* [Problem]: Provide an exact transcription of all the records.

* [Records shown]:
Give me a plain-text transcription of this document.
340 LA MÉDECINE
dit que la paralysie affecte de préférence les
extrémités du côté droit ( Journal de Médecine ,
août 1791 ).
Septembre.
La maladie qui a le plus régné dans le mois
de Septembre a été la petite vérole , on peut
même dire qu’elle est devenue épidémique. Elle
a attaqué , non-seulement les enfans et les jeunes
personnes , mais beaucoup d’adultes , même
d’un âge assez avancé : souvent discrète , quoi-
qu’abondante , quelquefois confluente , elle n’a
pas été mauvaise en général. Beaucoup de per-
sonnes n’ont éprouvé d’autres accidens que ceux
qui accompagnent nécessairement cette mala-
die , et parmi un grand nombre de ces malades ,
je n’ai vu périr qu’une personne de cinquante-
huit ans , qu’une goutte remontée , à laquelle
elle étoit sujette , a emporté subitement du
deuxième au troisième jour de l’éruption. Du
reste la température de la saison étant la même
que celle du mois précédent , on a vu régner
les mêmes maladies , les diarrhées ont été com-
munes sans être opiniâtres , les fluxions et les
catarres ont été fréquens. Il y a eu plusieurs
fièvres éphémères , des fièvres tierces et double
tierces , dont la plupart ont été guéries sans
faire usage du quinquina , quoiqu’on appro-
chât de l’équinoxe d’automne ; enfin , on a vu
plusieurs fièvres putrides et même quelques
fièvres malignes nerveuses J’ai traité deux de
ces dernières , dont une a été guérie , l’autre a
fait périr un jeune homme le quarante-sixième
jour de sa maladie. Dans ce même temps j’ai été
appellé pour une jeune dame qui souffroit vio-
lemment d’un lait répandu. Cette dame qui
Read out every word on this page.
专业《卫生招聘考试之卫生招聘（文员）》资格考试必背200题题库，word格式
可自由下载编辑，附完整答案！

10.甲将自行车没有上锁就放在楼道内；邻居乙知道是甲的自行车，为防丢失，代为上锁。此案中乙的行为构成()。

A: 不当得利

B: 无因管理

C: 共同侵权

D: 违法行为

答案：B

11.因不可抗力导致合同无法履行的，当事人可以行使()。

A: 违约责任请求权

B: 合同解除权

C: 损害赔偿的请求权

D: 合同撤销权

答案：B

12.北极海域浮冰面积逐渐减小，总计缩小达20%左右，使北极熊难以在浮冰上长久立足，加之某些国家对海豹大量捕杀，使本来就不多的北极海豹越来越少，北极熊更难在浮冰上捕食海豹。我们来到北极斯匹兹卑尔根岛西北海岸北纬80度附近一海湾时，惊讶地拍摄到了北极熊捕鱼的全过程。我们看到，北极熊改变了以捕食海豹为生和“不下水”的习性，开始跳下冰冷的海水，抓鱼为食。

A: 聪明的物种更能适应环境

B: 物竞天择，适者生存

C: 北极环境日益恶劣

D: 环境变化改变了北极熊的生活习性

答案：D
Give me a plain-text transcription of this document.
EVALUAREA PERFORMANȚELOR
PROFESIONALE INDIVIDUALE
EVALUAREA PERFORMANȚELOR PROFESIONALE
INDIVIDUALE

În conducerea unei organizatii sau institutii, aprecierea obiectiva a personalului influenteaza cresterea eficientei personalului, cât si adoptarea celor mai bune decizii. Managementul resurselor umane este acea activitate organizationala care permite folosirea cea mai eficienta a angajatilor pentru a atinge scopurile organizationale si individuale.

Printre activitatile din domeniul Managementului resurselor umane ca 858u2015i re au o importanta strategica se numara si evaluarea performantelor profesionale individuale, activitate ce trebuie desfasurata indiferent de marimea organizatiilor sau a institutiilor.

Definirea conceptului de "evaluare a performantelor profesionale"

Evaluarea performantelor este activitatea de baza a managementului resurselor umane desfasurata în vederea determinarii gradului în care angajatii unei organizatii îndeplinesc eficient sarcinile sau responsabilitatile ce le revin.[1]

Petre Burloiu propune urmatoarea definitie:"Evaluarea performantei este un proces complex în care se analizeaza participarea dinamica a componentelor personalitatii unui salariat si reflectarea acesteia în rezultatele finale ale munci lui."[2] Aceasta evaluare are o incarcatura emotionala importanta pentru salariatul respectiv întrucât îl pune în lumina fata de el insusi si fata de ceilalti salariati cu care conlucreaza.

* [Full response]:
Give me a plain-text transcription of this document.
340 LA MÉDECINE
dit que la paralysie affecte de préférence les
extrémités du côté droit ( Journal de Médecine ,
août 1791 ).
Septembre.
La maladie qui a le plus régné dans le mois
de Septembre a été la petite vérole , on peut
même dire qu’elle est devenue épidémique. Elle
a attaqué , non-seulement les enfans et les jeunes
personnes , mais beaucoup d’adultes , même
d’un âge assez avancé : souvent discrète , quoi-
qu’abondante , quelquefois confluente , elle n’a
pas été mauvaise en général. Beaucoup de per-
sonnes n’ont éprouvé d’autres accidens que ceux
qui accompagnent nécessairement cette mala-
die , et parmi un grand nombre de ces malades ,
je n’ai vu périr qu’une personne de cinquante-
huit ans , qu’une goutte remontée , à laquelle
elle étoit sujette , a emporté subitement du
deuxième au troisième jour de l’éruption. Du
reste la température de la saison étant la même
que celle du mois précédent , on a vu régner
les mêmes maladies , les diarrhées ont été com-
munes sans être opiniâtres , les fluxions et les
catarres ont été fréquens. Il y a eu plusieurs
fièvres éphémères , des fièvres tierces et double
tierces , dont la plupart ont été guéries sans
faire usage du quinquina , quoiqu’on appro-
chât de l’équinoxe d’automne ; enfin , on a vu
plusieurs fièvres putrides et même quelques
fièvres malignes nerveuses J’ai traité deux de
ces dernières , dont une a été guérie , l’autre a
fait périr un jeune homme le quarante-sixième
jour de sa maladie. Dans ce même temps j’ai été
appellé pour une jeune dame qui souffroit vio-
lemment d’un lait répandu. Cette dame qui
Read out every word on this page.
专业《卫生招聘考试之卫生招聘（文员）》资格考试必背200题题库，word格式
可自由下载编辑，附完整答案！

10.甲将自行车没有上锁就放在楼道内；邻居乙知道是甲的自行车，为防丢失，代为上锁。此案中乙的行为构成()。

A: 不当得利

B: 无因管理

C: 共同侵权

D: 违法行为

答案：B

11.因不可抗力导致合同无法履行的，当事人可以行使()。

A: 违约责任请求权

B: 合同解除权

C: 损害赔偿的请求权

D: 合同撤销权

答案：B

12.北极海域浮冰面积逐渐减小，总计缩小达20%左右，使北极熊难以在浮冰上长久立足，加之某些国家对海豹大量捕杀，使本来就不多的北极海豹越来越少，北极熊更难在浮冰上捕食海豹。我们来到北极斯匹兹卑尔根岛西北海岸北纬80度附近一海湾时，惊讶地拍摄到了北极熊捕鱼的全过程。我们看到，北极熊改变了以捕食海豹为生和“不下水”的习性，开始跳下冰冷的海水，抓鱼为食。

A: 聪明的物种更能适应环境

B: 物竞天择，适者生存

C: 北极环境日益恶劣

D: 环境变化改变了北极熊的生活习性

答案：D
Give me a plain-text transcription of this document.
EVALUAREA PERFORMANȚELOR
PROFESIONALE INDIVIDUALE
EVALUAREA PERFORMANȚELOR PROFESIONALE
INDIVIDUALE

În conducerea unei organizatii sau institutii, aprecierea obiectiva a personalului influenteaza cresterea eficientei personalului, cât si adoptarea celor mai bune decizii. Managementul resurselor umane este acea activitate organizationala care permite folosirea cea mai eficienta a angajatilor pentru a atinge scopurile organizationale si individuale.

Printre activitatile din domeniul Managementului resurselor umane ca 858u2015i re au o importanta strategica se numara si evaluarea performantelor profesionale individuale, activitate ce trebuie desfasurata indiferent de marimea organizatiilor sau a institutiilor.

Definirea conceptului de "evaluare a performantelor profesionale"

Evaluarea performantelor este activitatea de baza a managementului resurselor umane desfasurata în vederea determinarii gradului în care angajatii unei organizatii îndeplinesc eficient sarcinile sau responsabilitatile ce le revin.[1]

Petre Burloiu propune urmatoarea definitie:"Evaluarea performantei este un proces complex în care se analizeaza participarea dinamica a componentelor personalitatii unui salariat si reflectarea acesteia în rezultatele finale ale munci lui."[2] Aceasta evaluare are o incarcatura emotionala importanta pentru salariatul respectiv întrucât îl pune în lumina fata de el insusi si fata de ceilalti salariati cu care conlucreaza.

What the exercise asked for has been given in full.